» **Exercise task**
Quote all of the data below exactly, please.
-- start Records to process --
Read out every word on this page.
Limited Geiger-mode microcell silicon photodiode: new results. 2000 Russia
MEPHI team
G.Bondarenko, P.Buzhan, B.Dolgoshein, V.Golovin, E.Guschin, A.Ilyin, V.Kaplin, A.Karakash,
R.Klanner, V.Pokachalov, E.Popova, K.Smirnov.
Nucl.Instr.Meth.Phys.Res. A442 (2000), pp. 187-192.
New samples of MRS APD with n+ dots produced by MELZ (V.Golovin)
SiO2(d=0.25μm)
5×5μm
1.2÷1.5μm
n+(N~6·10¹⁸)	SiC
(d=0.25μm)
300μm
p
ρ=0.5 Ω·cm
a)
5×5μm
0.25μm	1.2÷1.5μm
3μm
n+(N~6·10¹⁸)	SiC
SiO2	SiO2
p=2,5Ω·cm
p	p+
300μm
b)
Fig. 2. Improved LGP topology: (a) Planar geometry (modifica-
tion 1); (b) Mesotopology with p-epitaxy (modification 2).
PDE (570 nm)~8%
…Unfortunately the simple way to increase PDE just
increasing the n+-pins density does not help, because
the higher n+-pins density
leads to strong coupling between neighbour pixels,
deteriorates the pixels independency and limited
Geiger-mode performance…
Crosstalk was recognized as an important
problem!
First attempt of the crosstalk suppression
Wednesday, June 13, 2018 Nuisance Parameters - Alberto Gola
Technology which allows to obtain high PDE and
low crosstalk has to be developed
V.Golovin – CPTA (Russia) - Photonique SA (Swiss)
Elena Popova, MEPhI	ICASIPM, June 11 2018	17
-- end Records to process --
» **Completed exercise**
Read out every word on this page.
Limited Geiger-mode microcell silicon photodiode: new results. 2000 Russia
MEPHI team
G.Bondarenko, P.Buzhan, B.Dolgoshein, V.Golovin, E.Guschin, A.Ilyin, V.Kaplin, A.Karakash,
R.Klanner, V.Pokachalov, E.Popova, K.Smirnov.
Nucl.Instr.Meth.Phys.Res. A442 (2000), pp. 187-192.
New samples of MRS APD with n+ dots produced by MELZ (V.Golovin)
SiO2(d=0.25μm)
5×5μm
1.2÷1.5μm
n+(N~6·10¹⁸)	SiC
(d=0.25μm)
300μm
p
ρ=0.5 Ω·cm
a)
5×5μm
0.25μm	1.2÷1.5μm
3μm
n+(N~6·10¹⁸)	SiC
SiO2	SiO2
p=2,5Ω·cm
p	p+
300μm
b)
Fig. 2. Improved LGP topology: (a) Planar geometry (modifica-
tion 1); (b) Mesotopology with p-epitaxy (modification 2).
PDE (570 nm)~8%
…Unfortunately the simple way to increase PDE just
increasing the n+-pins density does not help, because
the higher n+-pins density
leads to strong coupling between neighbour pixels,
deteriorates the pixels independency and limited
Geiger-mode performance…
Crosstalk was recognized as an important
problem!
First attempt of the crosstalk suppression
Wednesday, June 13, 2018 Nuisance Parameters - Alberto Gola
Technology which allows to obtain high PDE and
low crosstalk has to be developed
V.Golovin – CPTA (Russia) - Photonique SA (Swiss)
Elena Popova, MEPhI	ICASIPM, June 11 2018	17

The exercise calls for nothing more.